→ Task input
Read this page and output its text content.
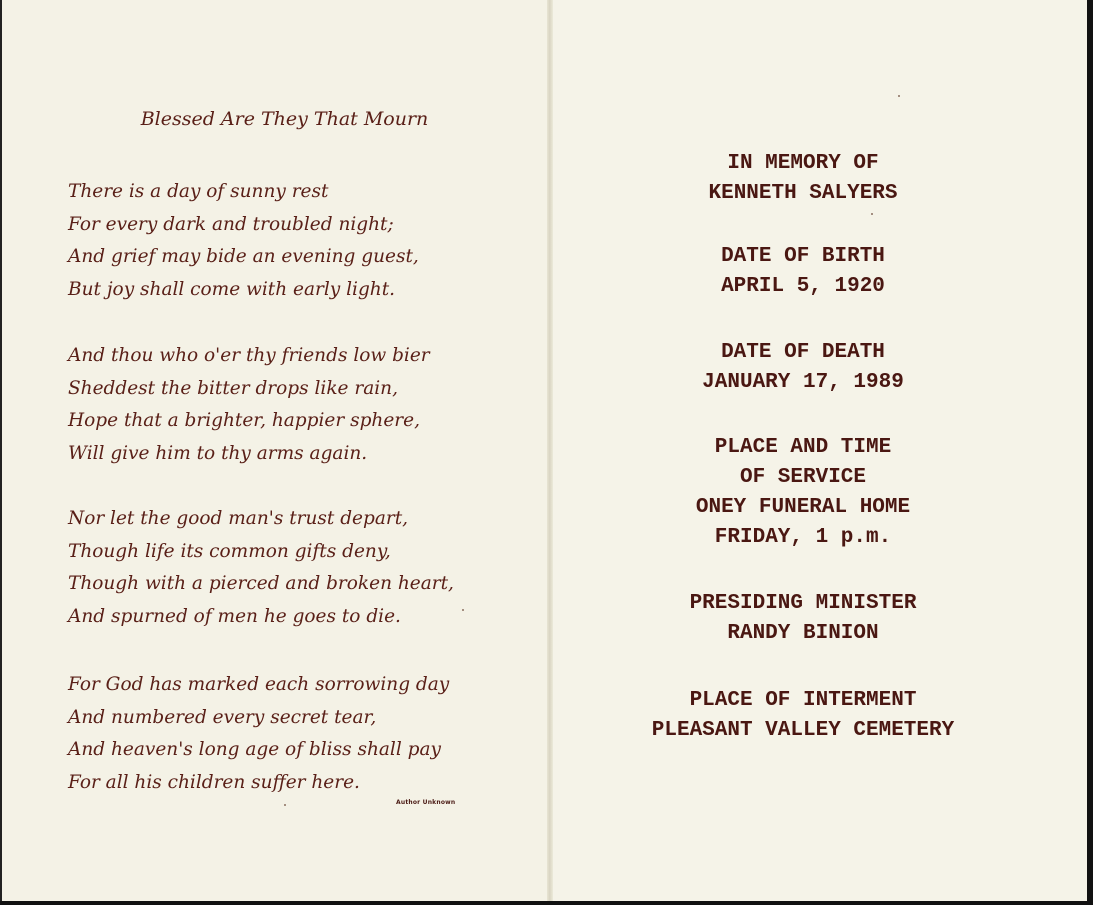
Blessed Are They That Mourn
There is a day of sunny rest
For every dark and troubled night;
And grief may bide an evening guest,
But joy shall come with early light.
And thou who o'er thy friends low bier
Sheddest the bitter drops like rain,
Hope that a brighter, happier sphere,
Will give him to thy arms again.
Nor let the good man's trust depart,
Though life its common gifts deny,
Though with a pierced and broken heart,
And spurned of men he goes to die.
For God has marked each sorrowing day
And numbered every secret tear,
And heaven's long age of bliss shall pay
For all his children suffer here.
Author Unknown
IN MEMORY OF
KENNETH SALYERS
DATE OF BIRTH
APRIL 5, 1920
DATE OF DEATH
JANUARY 17, 1989
PLACE AND TIME
OF SERVICE
ONEY FUNERAL HOME
FRIDAY, 1 p.m.
PRESIDING MINISTER
RANDY BINION
PLACE OF INTERMENT
PLEASANT VALLEY CEMETERY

→ Exercise
Above are the records. Copy every line in them holding "with".

→ Task solution
But joy shall come with early light.
Though with a pierced and broken heart,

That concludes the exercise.